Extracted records
----------
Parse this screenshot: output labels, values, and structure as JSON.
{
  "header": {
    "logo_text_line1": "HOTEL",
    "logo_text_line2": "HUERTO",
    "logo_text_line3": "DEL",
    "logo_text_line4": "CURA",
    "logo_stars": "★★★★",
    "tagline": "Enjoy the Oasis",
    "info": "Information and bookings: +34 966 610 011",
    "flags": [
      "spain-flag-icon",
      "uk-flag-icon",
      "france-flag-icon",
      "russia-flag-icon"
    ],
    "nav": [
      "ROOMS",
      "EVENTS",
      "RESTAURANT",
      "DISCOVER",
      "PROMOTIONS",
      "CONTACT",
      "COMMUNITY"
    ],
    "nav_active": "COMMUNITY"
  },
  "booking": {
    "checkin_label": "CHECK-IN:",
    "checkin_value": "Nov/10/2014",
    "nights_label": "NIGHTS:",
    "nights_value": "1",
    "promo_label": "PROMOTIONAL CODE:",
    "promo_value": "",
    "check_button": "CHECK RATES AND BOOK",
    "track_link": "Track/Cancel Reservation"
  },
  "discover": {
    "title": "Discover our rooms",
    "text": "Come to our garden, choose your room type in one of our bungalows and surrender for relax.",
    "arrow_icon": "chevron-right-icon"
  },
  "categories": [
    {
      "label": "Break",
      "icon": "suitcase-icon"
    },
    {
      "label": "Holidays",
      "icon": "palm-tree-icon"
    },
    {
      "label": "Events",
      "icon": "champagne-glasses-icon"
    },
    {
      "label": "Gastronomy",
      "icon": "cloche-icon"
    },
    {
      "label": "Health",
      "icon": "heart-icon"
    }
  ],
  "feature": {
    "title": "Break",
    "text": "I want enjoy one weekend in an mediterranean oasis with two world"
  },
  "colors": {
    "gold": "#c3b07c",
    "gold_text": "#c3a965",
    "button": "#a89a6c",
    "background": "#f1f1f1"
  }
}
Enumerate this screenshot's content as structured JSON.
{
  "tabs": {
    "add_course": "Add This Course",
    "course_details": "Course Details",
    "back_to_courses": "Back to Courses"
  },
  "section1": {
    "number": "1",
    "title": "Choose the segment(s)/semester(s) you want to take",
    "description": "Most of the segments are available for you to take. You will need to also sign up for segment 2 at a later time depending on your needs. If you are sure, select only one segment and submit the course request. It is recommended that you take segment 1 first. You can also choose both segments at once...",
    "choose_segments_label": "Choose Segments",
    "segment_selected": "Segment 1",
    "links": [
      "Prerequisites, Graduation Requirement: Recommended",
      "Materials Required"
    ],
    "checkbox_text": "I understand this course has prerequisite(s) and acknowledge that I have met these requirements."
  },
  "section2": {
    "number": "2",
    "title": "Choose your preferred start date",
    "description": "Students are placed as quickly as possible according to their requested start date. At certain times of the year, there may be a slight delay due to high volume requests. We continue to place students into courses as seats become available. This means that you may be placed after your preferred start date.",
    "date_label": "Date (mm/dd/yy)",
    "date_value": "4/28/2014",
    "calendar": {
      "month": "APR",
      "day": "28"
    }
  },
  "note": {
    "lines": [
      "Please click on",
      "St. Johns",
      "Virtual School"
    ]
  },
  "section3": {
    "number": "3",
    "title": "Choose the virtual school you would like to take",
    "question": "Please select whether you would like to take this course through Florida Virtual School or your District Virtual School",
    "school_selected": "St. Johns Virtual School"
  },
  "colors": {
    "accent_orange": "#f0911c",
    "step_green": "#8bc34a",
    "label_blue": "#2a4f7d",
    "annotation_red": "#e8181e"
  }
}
----------
Exercise instructions: Show each line of the listing that holds the string "icon".

Exercise response:
      "spain-flag-icon",
      "uk-flag-icon",
      "france-flag-icon",
      "russia-flag-icon"
    "arrow_icon": "chevron-right-icon"
      "icon": "suitcase-icon"
      "icon": "palm-tree-icon"
      "icon": "champagne-glasses-icon"
      "icon": "cloche-icon"
      "icon": "heart-icon"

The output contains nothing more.